AIM: Search the data for the word "structured" and copy every line where it occurs.

Stored data:
....................

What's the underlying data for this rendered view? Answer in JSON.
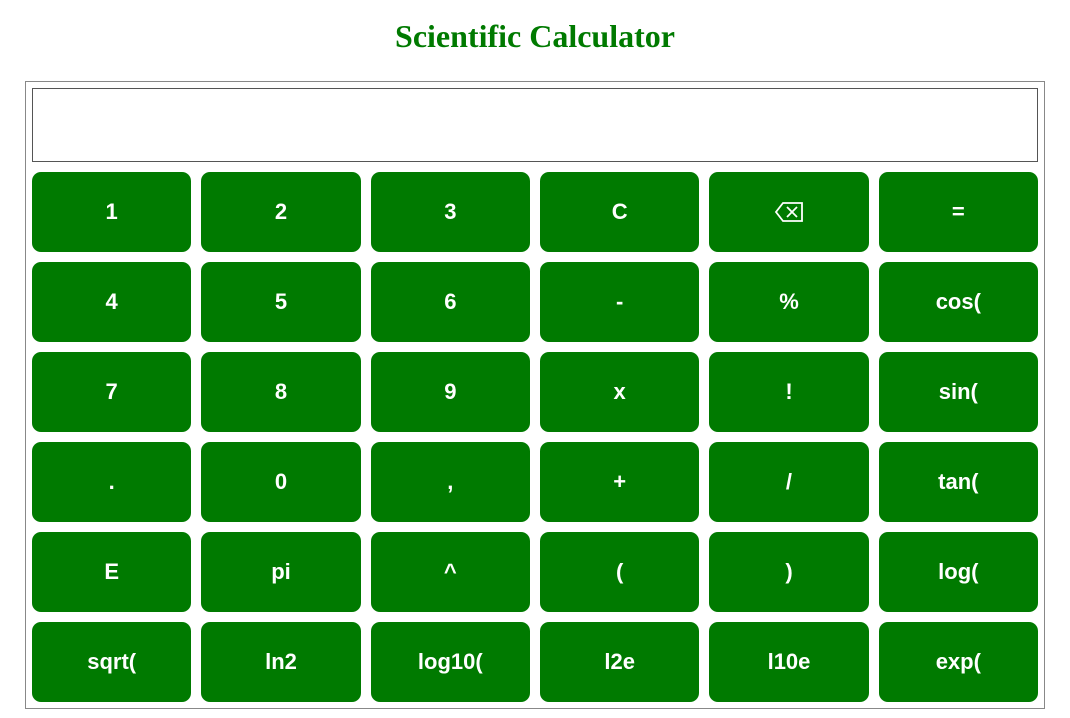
{
  "title": "Scientific Calculator",
  "display_value": "",
  "display_placeholder": "",
  "buttons": {
    "r0c0": "1",
    "r0c1": "2",
    "r0c2": "3",
    "r0c3": "C",
    "r0c5": "=",
    "r1c0": "4",
    "r1c1": "5",
    "r1c2": "6",
    "r1c3": "-",
    "r1c4": "%",
    "r1c5": "cos(",
    "r2c0": "7",
    "r2c1": "8",
    "r2c2": "9",
    "r2c3": "x",
    "r2c4": "!",
    "r2c5": "sin(",
    "r3c0": ".",
    "r3c1": "0",
    "r3c2": ",",
    "r3c3": "+",
    "r3c4": "/",
    "r3c5": "tan(",
    "r4c0": "E",
    "r4c1": "pi",
    "r4c2": "^",
    "r4c3": "(",
    "r4c4": ")",
    "r4c5": "log(",
    "r5c0": "sqrt(",
    "r5c1": "ln2",
    "r5c2": "log10(",
    "r5c3": "l2e",
    "r5c4": "l10e",
    "r5c5": "exp("
  }
}
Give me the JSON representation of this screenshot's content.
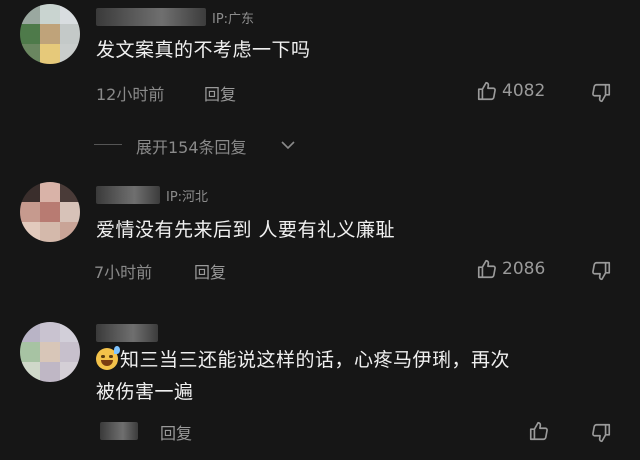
{
  "comments": [
    {
      "location": "IP:广东",
      "text": "发文案真的不考虑一下吗",
      "time": "12小时前",
      "reply_label": "回复",
      "likes": "4082"
    },
    {
      "location": "IP:河北",
      "text": "爱情没有先来后到 人要有礼义廉耻",
      "time": "7小时前",
      "reply_label": "回复",
      "likes": "2086"
    },
    {
      "text_line1": "知三当三还能说这样的话，心疼马伊琍，再次",
      "text_line2": "被伤害一遍",
      "reply_label": "回复"
    }
  ],
  "expand_label": "展开154条回复",
  "icons": {
    "like": "thumbs-up-icon",
    "dislike": "thumbs-down-icon",
    "expand": "chevron-down-icon",
    "emoji": "sweat-smile-emoji-icon"
  },
  "colors": {
    "background": "#161616",
    "text": "#ededed",
    "muted": "#8a8a8a"
  }
}
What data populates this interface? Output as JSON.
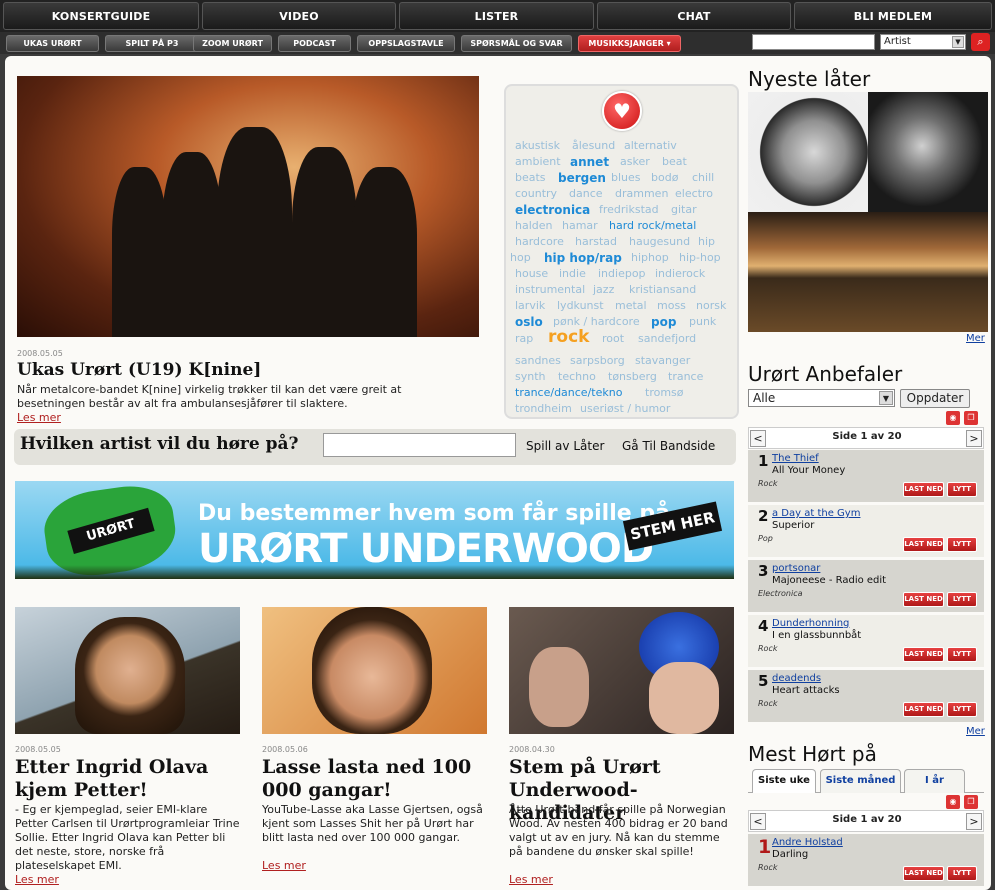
{
  "top_nav": [
    "KONSERTGUIDE",
    "VIDEO",
    "LISTER",
    "CHAT",
    "BLI MEDLEM"
  ],
  "sub_nav": [
    "UKAS URØRT",
    "SPILT PÅ P3",
    "ZOOM URØRT",
    "PODCAST",
    "OPPSLAGSTAVLE",
    "SPØRSMÅL OG SVAR",
    "MUSIKKSJANGER ▾"
  ],
  "search": {
    "value": "",
    "select_value": "Artist",
    "button": "⌕"
  },
  "featured": {
    "date": "2008.05.05",
    "title": "Ukas Urørt (U19) K[nine]",
    "text": "Når metalcore-bandet K[nine] virkelig trøkker til kan det være greit at besetningen består av alt fra ambulansesjåfører til slaktere.",
    "more": "Les mer"
  },
  "tags": [
    {
      "t": "akustisk",
      "s": 0
    },
    {
      "t": "ålesund",
      "s": 0
    },
    {
      "t": "alternativ",
      "s": 0
    },
    {
      "t": "ambient",
      "s": 0
    },
    {
      "t": "annet",
      "s": 1
    },
    {
      "t": "asker",
      "s": 0
    },
    {
      "t": "beat",
      "s": 0
    },
    {
      "t": "beats",
      "s": 0
    },
    {
      "t": "bergen",
      "s": 1
    },
    {
      "t": "blues",
      "s": 0
    },
    {
      "t": "bodø",
      "s": 0
    },
    {
      "t": "chill",
      "s": 0
    },
    {
      "t": "country",
      "s": 0
    },
    {
      "t": "dance",
      "s": 0
    },
    {
      "t": "drammen",
      "s": 0
    },
    {
      "t": "electro",
      "s": 0
    },
    {
      "t": "electronica",
      "s": 1
    },
    {
      "t": "fredrikstad",
      "s": 0
    },
    {
      "t": "gitar",
      "s": 0
    },
    {
      "t": "halden",
      "s": 0
    },
    {
      "t": "hamar",
      "s": 0
    },
    {
      "t": "hard rock/metal",
      "s": 2
    },
    {
      "t": "hardcore",
      "s": 0
    },
    {
      "t": "harstad",
      "s": 0
    },
    {
      "t": "haugesund",
      "s": 0
    },
    {
      "t": "hip",
      "s": 0
    },
    {
      "t": "hop",
      "s": 0
    },
    {
      "t": "hip hop/rap",
      "s": 1
    },
    {
      "t": "hiphop",
      "s": 0
    },
    {
      "t": "hip-hop",
      "s": 0
    },
    {
      "t": "house",
      "s": 0
    },
    {
      "t": "indie",
      "s": 0
    },
    {
      "t": "indiepop",
      "s": 0
    },
    {
      "t": "indierock",
      "s": 0
    },
    {
      "t": "instrumental",
      "s": 0
    },
    {
      "t": "jazz",
      "s": 0
    },
    {
      "t": "kristiansand",
      "s": 0
    },
    {
      "t": "larvik",
      "s": 0
    },
    {
      "t": "lydkunst",
      "s": 0
    },
    {
      "t": "metal",
      "s": 0
    },
    {
      "t": "moss",
      "s": 0
    },
    {
      "t": "norsk",
      "s": 0
    },
    {
      "t": "oslo",
      "s": 1
    },
    {
      "t": "pønk / hardcore",
      "s": 0
    },
    {
      "t": "pop",
      "s": 1
    },
    {
      "t": "punk",
      "s": 0
    },
    {
      "t": "rap",
      "s": 0
    },
    {
      "t": "rock",
      "s": 3
    },
    {
      "t": "root",
      "s": 0
    },
    {
      "t": "sandefjord",
      "s": 0
    },
    {
      "t": "sandnes",
      "s": 0
    },
    {
      "t": "sarpsborg",
      "s": 0
    },
    {
      "t": "stavanger",
      "s": 0
    },
    {
      "t": "synth",
      "s": 0
    },
    {
      "t": "techno",
      "s": 0
    },
    {
      "t": "tønsberg",
      "s": 0
    },
    {
      "t": "trance",
      "s": 0
    },
    {
      "t": "trance/dance/tekno",
      "s": 2
    },
    {
      "t": "tromsø",
      "s": 0
    },
    {
      "t": "trondheim",
      "s": 0
    },
    {
      "t": "useriøst / humor",
      "s": 0
    }
  ],
  "ask": {
    "label": "Hvilken artist vil du høre på?",
    "input": "",
    "btn1": "Spill av Låter",
    "btn2": "Gå Til Bandside"
  },
  "banner": {
    "line1": "Du bestemmer hvem som får spille på",
    "line2": "URØRT UNDERWOOD",
    "stem": "STEM HER",
    "logo": "URØRT"
  },
  "articles": [
    {
      "date": "2008.05.05",
      "title": "Etter Ingrid Olava kjem Petter!",
      "text": "- Eg er kjempeglad, seier EMI-klare Petter Carlsen til Urørtprogramleiar Trine Sollie. Etter Ingrid Olava kan Petter bli det neste, store, norske frå plateselskapet EMI.",
      "more": "Les mer"
    },
    {
      "date": "2008.05.06",
      "title": "Lasse lasta ned 100 000 gangar!",
      "text": "YouTube-Lasse aka Lasse Gjertsen, også kjent som Lasses Shit her på Urørt har blitt lasta ned over 100 000 gangar.",
      "more": "Les mer"
    },
    {
      "date": "2008.04.30",
      "title": "Stem på Urørt Underwood-kandidater",
      "text": "Åtte Urørt-band får spille på Norwegian Wood. Av nesten 400 bidrag er 20 band valgt ut av en jury. Nå kan du stemme på bandene du ønsker skal spille!",
      "more": "Les mer"
    }
  ],
  "nyeste": {
    "title": "Nyeste låter",
    "more": "Mer"
  },
  "anbefaler": {
    "title": "Urørt Anbefaler",
    "filter": "Alle",
    "update": "Oppdater",
    "page": "Side 1 av 20",
    "more": "Mer",
    "items": [
      {
        "n": "1",
        "artist": "The Thief",
        "song": "All Your Money",
        "genre": "Rock"
      },
      {
        "n": "2",
        "artist": "a Day at the Gym",
        "song": "Superior",
        "genre": "Pop"
      },
      {
        "n": "3",
        "artist": "portsonar",
        "song": "Majoneese - Radio edit",
        "genre": "Electronica"
      },
      {
        "n": "4",
        "artist": "Dunderhonning",
        "song": "I en glassbunnbåt",
        "genre": "Rock"
      },
      {
        "n": "5",
        "artist": "deadends",
        "song": "Heart attacks",
        "genre": "Rock"
      }
    ],
    "btn_download": "LAST NED",
    "btn_listen": "LYTT"
  },
  "mest": {
    "title": "Mest Hørt på",
    "tabs": [
      "Siste uke",
      "Siste måned",
      "I år"
    ],
    "page": "Side 1 av 20",
    "items": [
      {
        "n": "1",
        "artist": "Andre Holstad",
        "song": "Darling",
        "genre": "Rock"
      }
    ]
  }
}
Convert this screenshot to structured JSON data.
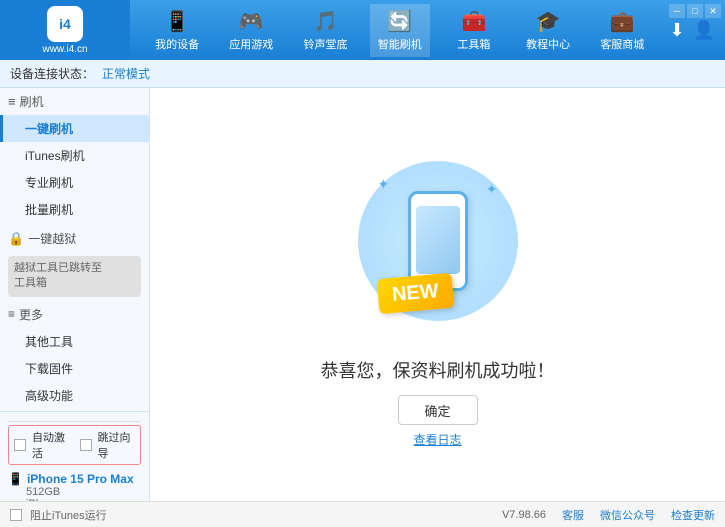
{
  "app": {
    "logo_abbr": "i4",
    "logo_url": "www.i4.cn"
  },
  "nav": {
    "items": [
      {
        "id": "my-device",
        "icon": "📱",
        "label": "我的设备"
      },
      {
        "id": "apps-games",
        "icon": "🎮",
        "label": "应用游戏"
      },
      {
        "id": "ringtone",
        "icon": "🎵",
        "label": "铃声堂底"
      },
      {
        "id": "smart-flash",
        "icon": "🔄",
        "label": "智能刷机",
        "active": true
      },
      {
        "id": "toolbox",
        "icon": "🧰",
        "label": "工具箱"
      },
      {
        "id": "tutorial",
        "icon": "🎓",
        "label": "教程中心"
      },
      {
        "id": "service",
        "icon": "💼",
        "label": "客服商城"
      }
    ]
  },
  "breadcrumb": {
    "base": "设备连接状态：",
    "status": "正常模式"
  },
  "sidebar": {
    "section_flash": "刷机",
    "items_flash": [
      {
        "id": "one-key-flash",
        "label": "一键刷机",
        "active": true
      },
      {
        "id": "itunes-flash",
        "label": "iTunes刷机"
      },
      {
        "id": "pro-flash",
        "label": "专业刷机"
      },
      {
        "id": "batch-flash",
        "label": "批量刷机"
      }
    ],
    "section_one_key": "一键越狱",
    "jailbreak_note": "越狱工具已跳转至\n工具箱",
    "section_more": "更多",
    "items_more": [
      {
        "id": "other-tools",
        "label": "其他工具"
      },
      {
        "id": "download-firmware",
        "label": "下载固件"
      },
      {
        "id": "advanced",
        "label": "高级功能"
      }
    ]
  },
  "device": {
    "name": "iPhone 15 Pro Max",
    "storage": "512GB",
    "type": "iPhone",
    "autodetect_label": "自动激活",
    "redirect_label": "跳过向导"
  },
  "content": {
    "new_badge": "NEW",
    "success_text": "恭喜您，保资料刷机成功啦！",
    "confirm_btn": "确定",
    "log_link": "查看日志"
  },
  "footer": {
    "itunes_label": "阻止iTunes运行",
    "version": "V7.98.66",
    "server_label": "客服",
    "wechat_label": "微信公众号",
    "refresh_label": "检查更新"
  },
  "window_controls": {
    "min": "─",
    "max": "□",
    "close": "✕"
  }
}
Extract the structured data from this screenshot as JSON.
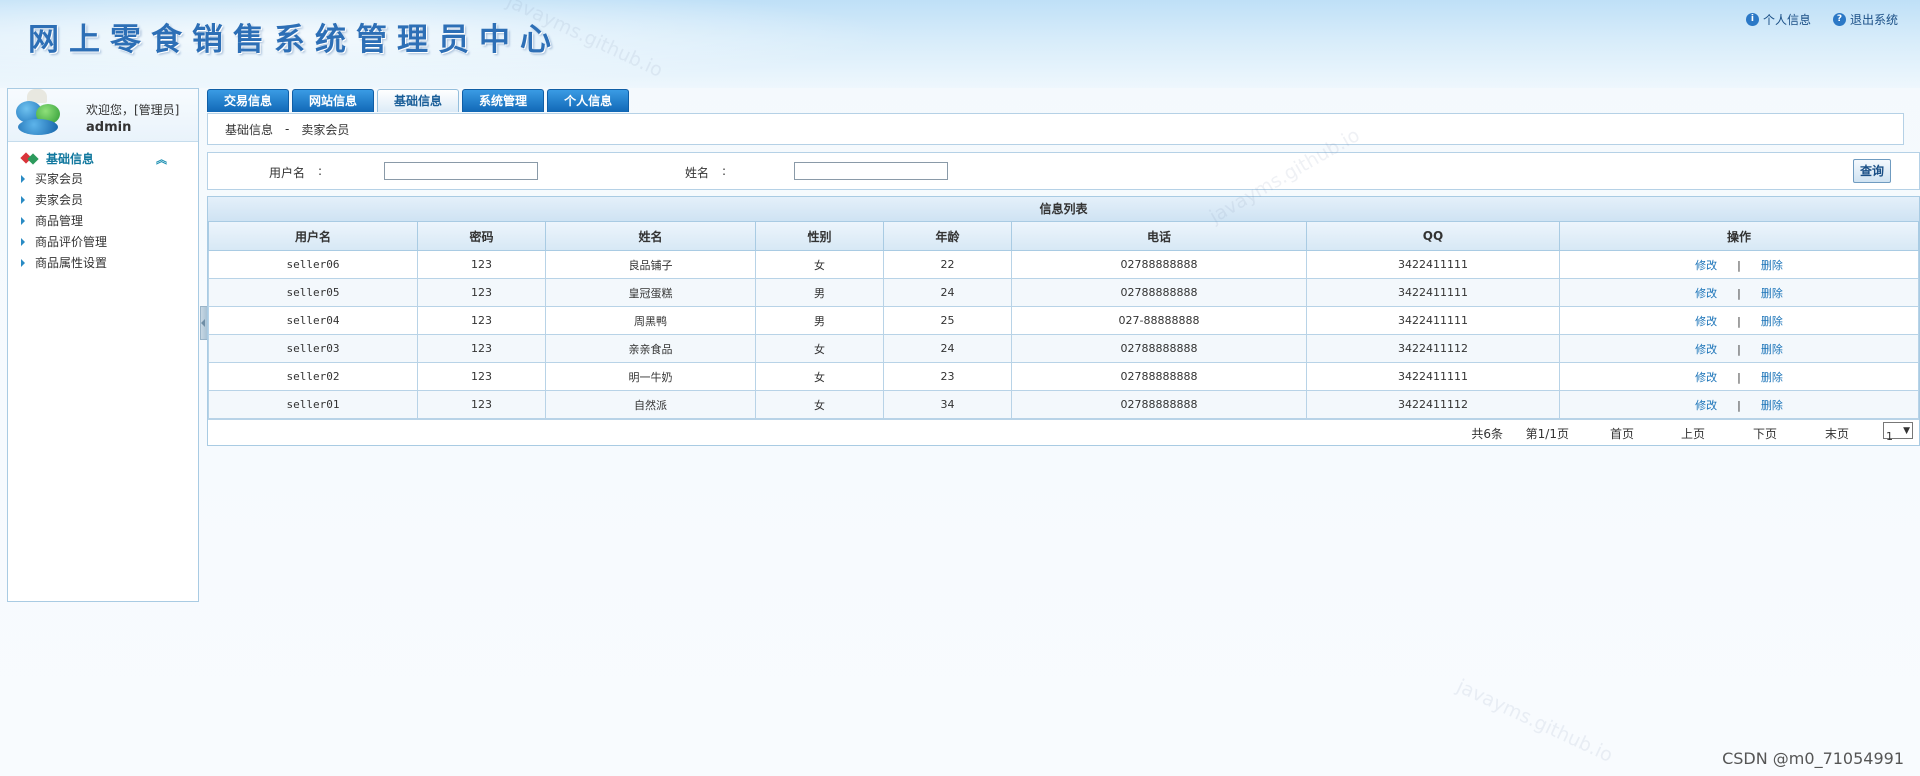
{
  "header": {
    "title": "网上零食销售系统管理员中心",
    "links": [
      {
        "label": "个人信息",
        "icon": "user-info-icon"
      },
      {
        "label": "退出系统",
        "icon": "help-exit-icon"
      }
    ]
  },
  "sidebar": {
    "welcome": "欢迎您，[管理员]",
    "username": "admin",
    "menu_title": "基础信息",
    "items": [
      {
        "label": "买家会员"
      },
      {
        "label": "卖家会员"
      },
      {
        "label": "商品管理"
      },
      {
        "label": "商品评价管理"
      },
      {
        "label": "商品属性设置"
      }
    ]
  },
  "tabs": [
    {
      "label": "交易信息"
    },
    {
      "label": "网站信息"
    },
    {
      "label": "基础信息",
      "active": true
    },
    {
      "label": "系统管理"
    },
    {
      "label": "个人信息"
    }
  ],
  "breadcrumb": {
    "section": "基础信息",
    "separator": "-",
    "page": "卖家会员"
  },
  "search": {
    "username_label": "用户名",
    "name_label": "姓名",
    "colon": ":",
    "username_value": "",
    "name_value": "",
    "query_label": "查询"
  },
  "table": {
    "caption": "信息列表",
    "columns": [
      "用户名",
      "密码",
      "姓名",
      "性别",
      "年龄",
      "电话",
      "QQ",
      "操作"
    ],
    "rows": [
      {
        "username": "seller06",
        "password": "123",
        "name": "良品铺子",
        "gender": "女",
        "age": "22",
        "phone": "02788888888",
        "qq": "3422411111"
      },
      {
        "username": "seller05",
        "password": "123",
        "name": "皇冠蛋糕",
        "gender": "男",
        "age": "24",
        "phone": "02788888888",
        "qq": "3422411111"
      },
      {
        "username": "seller04",
        "password": "123",
        "name": "周黑鸭",
        "gender": "男",
        "age": "25",
        "phone": "027-88888888",
        "qq": "3422411111"
      },
      {
        "username": "seller03",
        "password": "123",
        "name": "亲亲食品",
        "gender": "女",
        "age": "24",
        "phone": "02788888888",
        "qq": "3422411112"
      },
      {
        "username": "seller02",
        "password": "123",
        "name": "明一牛奶",
        "gender": "女",
        "age": "23",
        "phone": "02788888888",
        "qq": "3422411111"
      },
      {
        "username": "seller01",
        "password": "123",
        "name": "自然派",
        "gender": "女",
        "age": "34",
        "phone": "02788888888",
        "qq": "3422411112"
      }
    ],
    "actions": {
      "edit": "修改",
      "separator": "|",
      "delete": "删除"
    }
  },
  "pager": {
    "total": "共6条",
    "page_info": "第1/1页",
    "first": "首页",
    "prev": "上页",
    "next": "下页",
    "last": "末页",
    "select_value": "1",
    "dropdown_glyph": "▼"
  },
  "watermarks": [
    "javayms.github.io"
  ],
  "credit": "CSDN @m0_71054991",
  "colors": {
    "accent": "#2d6fb6",
    "tab": "#1168b6",
    "link": "#1a73b8",
    "border": "#a9cbe3"
  }
}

....................

CORRECT OUTPUT:
Convert this screenshot to structured JSON data.
Extract the structured data from this screenshot as JSON.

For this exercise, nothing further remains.